Stored dataset items:
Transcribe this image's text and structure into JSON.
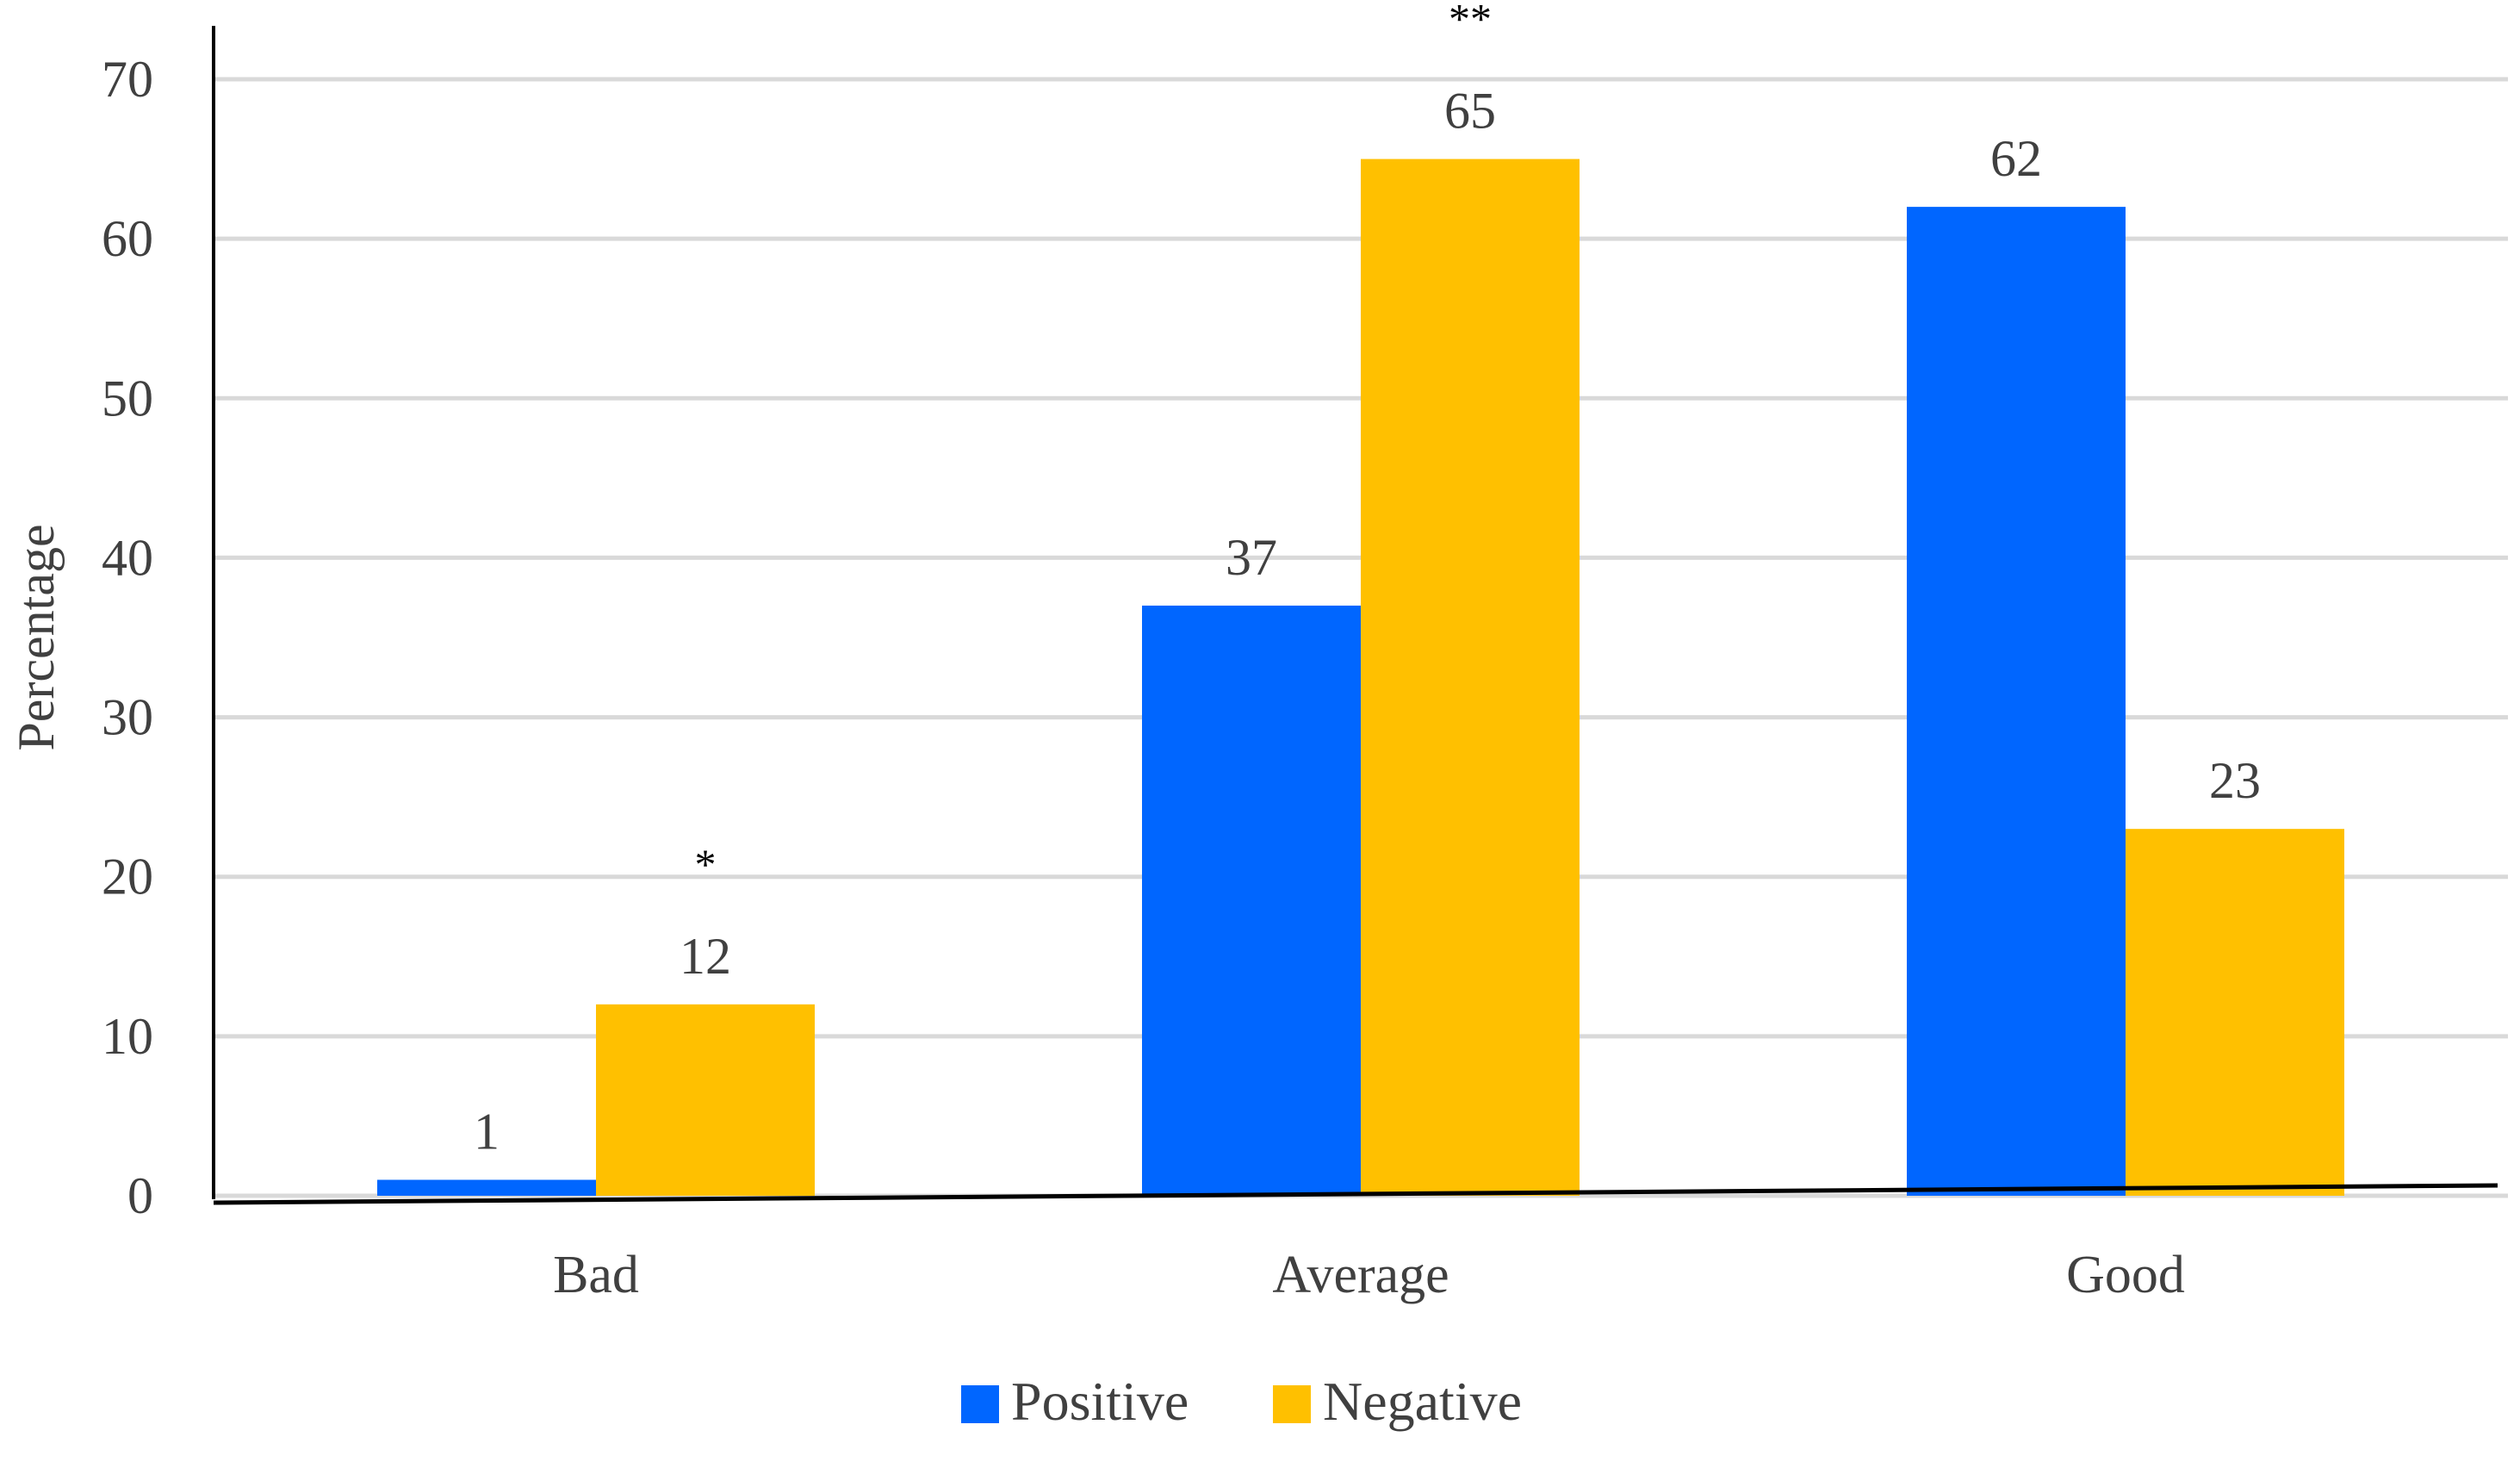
{
  "chart_data": {
    "type": "bar",
    "title": "",
    "xlabel": "",
    "ylabel": "Percentage",
    "ylim": [
      0,
      70
    ],
    "yticks": [
      0,
      10,
      20,
      30,
      40,
      50,
      60,
      70
    ],
    "categories": [
      "Bad",
      "Average",
      "Good"
    ],
    "series": [
      {
        "name": "Positive",
        "color": "#0066FF",
        "values": [
          1,
          37,
          62
        ]
      },
      {
        "name": "Negative",
        "color": "#FFC000",
        "values": [
          12,
          65,
          23
        ]
      }
    ],
    "annotations": [
      {
        "category": "Bad",
        "series": "Negative",
        "text": "*"
      },
      {
        "category": "Average",
        "series": "Negative",
        "text": "**"
      }
    ],
    "grid": true,
    "legend_position": "bottom",
    "colors": {
      "grid": "#D9D9D9",
      "axis": "#000000",
      "text": "#404040"
    }
  }
}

#### [Directions]
Return the material exactly as given, apart from the pictures.

#### [Full answer]
Transcribe this image's text and structure into JSON.
{
  "chart_data": {
    "type": "bar",
    "title": "",
    "xlabel": "",
    "ylabel": "Percentage",
    "ylim": [
      0,
      70
    ],
    "yticks": [
      0,
      10,
      20,
      30,
      40,
      50,
      60,
      70
    ],
    "categories": [
      "Bad",
      "Average",
      "Good"
    ],
    "series": [
      {
        "name": "Positive",
        "color": "#0066FF",
        "values": [
          1,
          37,
          62
        ]
      },
      {
        "name": "Negative",
        "color": "#FFC000",
        "values": [
          12,
          65,
          23
        ]
      }
    ],
    "annotations": [
      {
        "category": "Bad",
        "series": "Negative",
        "text": "*"
      },
      {
        "category": "Average",
        "series": "Negative",
        "text": "**"
      }
    ],
    "grid": true,
    "legend_position": "bottom",
    "colors": {
      "grid": "#D9D9D9",
      "axis": "#000000",
      "text": "#404040"
    }
  }
}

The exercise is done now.